◆ EXERCISE TASK
Scan the records and identify every line in which the string "органов" occurs, then return those lines.
┏━━
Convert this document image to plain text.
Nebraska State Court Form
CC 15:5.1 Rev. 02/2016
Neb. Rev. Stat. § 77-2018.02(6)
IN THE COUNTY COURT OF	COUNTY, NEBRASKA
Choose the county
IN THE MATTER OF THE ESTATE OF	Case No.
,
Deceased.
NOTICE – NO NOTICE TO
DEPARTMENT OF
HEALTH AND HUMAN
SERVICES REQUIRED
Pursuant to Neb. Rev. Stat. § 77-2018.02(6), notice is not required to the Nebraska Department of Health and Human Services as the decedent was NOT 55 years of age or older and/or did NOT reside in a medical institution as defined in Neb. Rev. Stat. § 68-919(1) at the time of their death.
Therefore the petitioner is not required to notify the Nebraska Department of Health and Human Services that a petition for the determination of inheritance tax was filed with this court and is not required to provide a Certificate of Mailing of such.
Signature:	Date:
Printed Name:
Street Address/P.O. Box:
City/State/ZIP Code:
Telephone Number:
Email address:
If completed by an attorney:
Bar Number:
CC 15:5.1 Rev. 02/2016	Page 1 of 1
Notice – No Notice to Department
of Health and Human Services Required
┗━━
┏━━
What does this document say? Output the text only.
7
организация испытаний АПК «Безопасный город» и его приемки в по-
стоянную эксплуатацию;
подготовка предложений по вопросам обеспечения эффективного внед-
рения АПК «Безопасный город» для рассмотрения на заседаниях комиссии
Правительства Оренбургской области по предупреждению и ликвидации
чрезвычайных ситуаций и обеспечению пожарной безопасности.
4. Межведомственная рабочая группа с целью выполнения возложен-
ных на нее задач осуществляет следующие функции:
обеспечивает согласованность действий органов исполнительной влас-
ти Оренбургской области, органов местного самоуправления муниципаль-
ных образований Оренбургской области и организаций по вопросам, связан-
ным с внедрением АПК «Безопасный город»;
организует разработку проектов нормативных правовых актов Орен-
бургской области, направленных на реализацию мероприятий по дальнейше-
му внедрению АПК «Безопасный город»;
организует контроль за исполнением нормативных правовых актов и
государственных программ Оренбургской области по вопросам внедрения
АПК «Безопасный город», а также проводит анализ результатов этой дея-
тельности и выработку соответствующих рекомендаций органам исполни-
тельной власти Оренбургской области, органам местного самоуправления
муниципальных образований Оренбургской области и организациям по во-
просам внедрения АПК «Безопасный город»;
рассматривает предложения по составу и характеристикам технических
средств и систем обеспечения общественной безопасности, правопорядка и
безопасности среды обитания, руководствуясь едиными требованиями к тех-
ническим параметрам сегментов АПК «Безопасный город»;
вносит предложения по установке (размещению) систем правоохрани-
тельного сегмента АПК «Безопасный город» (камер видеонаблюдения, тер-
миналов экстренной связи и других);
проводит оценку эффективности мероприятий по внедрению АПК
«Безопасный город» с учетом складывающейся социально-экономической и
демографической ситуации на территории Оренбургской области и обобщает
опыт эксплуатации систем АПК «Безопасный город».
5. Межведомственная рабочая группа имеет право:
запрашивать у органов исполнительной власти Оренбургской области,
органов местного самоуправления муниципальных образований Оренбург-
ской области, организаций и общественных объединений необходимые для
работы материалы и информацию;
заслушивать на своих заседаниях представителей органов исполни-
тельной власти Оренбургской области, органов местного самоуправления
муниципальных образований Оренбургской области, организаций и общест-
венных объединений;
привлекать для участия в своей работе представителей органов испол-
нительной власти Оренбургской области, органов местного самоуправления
┗━━
◆ RESPONSE TO THIS TASK
обеспечивает согласованность действий органов исполнительной влас-
ти Оренбургской области, органов местного самоуправления муниципаль-
запрашивать у органов исполнительной власти Оренбургской области,
органов местного самоуправления муниципальных образований Оренбург-
заслушивать на своих заседаниях представителей органов исполни-
тельной власти Оренбургской области, органов местного самоуправления
привлекать для участия в своей работе представителей органов испол-
нительной власти Оренбургской области, органов местного самоуправления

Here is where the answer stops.